** START OF Rows **

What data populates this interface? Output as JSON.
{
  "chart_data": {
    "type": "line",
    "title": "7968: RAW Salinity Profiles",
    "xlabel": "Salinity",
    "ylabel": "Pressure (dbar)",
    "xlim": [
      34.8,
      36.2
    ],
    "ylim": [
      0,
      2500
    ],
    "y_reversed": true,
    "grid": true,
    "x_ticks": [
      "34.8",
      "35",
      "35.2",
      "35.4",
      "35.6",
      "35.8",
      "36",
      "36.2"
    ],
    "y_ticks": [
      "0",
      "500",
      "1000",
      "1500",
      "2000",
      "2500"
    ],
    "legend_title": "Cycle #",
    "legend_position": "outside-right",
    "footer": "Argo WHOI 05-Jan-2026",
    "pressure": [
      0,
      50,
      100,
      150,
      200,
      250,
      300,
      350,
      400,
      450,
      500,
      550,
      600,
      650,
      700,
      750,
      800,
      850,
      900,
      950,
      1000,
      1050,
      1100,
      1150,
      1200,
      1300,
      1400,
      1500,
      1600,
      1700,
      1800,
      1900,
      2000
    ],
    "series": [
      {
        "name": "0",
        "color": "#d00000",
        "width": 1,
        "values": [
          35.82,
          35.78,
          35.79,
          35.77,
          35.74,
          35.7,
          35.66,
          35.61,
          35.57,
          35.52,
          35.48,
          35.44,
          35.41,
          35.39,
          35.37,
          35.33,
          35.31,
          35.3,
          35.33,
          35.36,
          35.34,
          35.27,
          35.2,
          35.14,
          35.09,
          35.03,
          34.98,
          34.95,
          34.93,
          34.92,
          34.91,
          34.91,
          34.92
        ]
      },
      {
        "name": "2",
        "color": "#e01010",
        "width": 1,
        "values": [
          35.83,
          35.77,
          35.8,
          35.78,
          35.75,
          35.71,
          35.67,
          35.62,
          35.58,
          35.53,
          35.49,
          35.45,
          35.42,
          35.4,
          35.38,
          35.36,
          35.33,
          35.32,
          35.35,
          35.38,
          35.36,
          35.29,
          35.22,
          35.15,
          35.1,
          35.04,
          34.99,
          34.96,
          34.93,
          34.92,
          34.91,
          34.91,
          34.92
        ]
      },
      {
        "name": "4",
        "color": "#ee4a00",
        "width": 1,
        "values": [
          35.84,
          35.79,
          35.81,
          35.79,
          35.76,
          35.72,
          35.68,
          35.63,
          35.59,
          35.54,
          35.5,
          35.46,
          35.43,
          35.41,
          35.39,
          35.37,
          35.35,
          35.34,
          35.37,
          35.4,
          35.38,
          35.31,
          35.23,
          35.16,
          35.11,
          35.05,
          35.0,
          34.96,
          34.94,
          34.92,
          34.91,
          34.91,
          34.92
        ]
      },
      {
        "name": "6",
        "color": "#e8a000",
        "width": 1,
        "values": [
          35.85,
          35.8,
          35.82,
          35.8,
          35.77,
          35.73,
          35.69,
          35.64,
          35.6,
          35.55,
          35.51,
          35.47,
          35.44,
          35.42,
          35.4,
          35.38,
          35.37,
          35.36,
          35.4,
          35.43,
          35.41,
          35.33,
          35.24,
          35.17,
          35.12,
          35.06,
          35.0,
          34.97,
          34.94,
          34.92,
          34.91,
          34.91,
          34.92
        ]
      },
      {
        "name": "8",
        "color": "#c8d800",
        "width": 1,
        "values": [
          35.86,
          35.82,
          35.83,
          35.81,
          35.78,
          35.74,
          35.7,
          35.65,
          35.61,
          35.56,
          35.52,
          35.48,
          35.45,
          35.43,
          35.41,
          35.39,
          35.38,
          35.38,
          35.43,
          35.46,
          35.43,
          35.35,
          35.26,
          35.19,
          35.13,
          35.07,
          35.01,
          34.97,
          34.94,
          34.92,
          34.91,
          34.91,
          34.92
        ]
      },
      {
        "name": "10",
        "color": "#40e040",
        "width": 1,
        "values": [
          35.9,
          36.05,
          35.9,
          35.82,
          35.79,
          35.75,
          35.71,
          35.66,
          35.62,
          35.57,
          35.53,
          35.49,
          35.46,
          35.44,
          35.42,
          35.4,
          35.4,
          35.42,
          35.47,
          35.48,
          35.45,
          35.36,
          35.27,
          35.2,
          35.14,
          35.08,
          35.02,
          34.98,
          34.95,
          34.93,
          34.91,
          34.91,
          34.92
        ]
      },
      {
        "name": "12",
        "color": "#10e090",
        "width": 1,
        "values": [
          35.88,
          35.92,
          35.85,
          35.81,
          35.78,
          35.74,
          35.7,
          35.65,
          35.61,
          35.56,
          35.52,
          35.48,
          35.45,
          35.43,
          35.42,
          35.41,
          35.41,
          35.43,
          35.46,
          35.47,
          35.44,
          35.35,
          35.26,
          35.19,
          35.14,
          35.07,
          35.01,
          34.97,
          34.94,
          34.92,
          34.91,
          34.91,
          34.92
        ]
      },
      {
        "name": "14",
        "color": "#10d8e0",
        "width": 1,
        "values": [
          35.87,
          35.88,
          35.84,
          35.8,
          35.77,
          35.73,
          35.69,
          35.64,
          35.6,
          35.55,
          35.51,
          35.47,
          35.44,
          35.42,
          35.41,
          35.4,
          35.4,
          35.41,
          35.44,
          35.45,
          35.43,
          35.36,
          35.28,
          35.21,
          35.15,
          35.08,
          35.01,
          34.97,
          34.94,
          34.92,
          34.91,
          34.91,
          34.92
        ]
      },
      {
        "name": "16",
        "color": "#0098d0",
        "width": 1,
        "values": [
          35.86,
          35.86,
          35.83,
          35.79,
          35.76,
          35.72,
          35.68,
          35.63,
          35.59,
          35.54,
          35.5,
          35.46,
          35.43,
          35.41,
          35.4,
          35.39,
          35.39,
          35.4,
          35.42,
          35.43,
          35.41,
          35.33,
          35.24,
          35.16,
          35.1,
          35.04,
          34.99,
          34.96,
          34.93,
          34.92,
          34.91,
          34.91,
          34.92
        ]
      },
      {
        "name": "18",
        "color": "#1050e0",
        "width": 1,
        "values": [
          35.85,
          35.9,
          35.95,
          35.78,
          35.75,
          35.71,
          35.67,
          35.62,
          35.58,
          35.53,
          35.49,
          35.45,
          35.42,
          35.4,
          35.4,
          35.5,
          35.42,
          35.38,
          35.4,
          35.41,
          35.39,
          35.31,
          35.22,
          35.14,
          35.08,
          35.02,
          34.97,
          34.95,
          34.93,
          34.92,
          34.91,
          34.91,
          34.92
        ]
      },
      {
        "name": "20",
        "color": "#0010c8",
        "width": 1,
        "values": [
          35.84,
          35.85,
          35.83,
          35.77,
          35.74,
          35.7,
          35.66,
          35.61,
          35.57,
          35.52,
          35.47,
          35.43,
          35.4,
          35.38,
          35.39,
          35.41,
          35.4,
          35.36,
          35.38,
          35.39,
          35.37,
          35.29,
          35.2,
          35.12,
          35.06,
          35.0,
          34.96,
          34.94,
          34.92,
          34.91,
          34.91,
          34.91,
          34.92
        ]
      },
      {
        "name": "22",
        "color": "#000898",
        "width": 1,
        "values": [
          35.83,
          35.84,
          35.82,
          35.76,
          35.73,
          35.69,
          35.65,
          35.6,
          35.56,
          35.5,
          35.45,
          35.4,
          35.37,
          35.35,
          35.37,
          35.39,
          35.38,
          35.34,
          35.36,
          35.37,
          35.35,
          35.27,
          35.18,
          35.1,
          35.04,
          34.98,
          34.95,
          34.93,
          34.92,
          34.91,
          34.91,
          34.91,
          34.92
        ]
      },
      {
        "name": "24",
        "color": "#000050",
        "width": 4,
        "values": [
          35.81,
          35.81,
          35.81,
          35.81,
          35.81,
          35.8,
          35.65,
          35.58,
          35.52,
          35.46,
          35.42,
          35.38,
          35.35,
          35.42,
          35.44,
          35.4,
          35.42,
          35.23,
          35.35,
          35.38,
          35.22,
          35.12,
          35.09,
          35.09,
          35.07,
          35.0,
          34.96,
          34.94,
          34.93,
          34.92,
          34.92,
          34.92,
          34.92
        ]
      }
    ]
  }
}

** END OF Rows **

**Exercise requirements**
Pull every line containing "Salinity" out of the records.

**Task result**
    "title": "7968: RAW Salinity Profiles",
    "xlabel": "Salinity",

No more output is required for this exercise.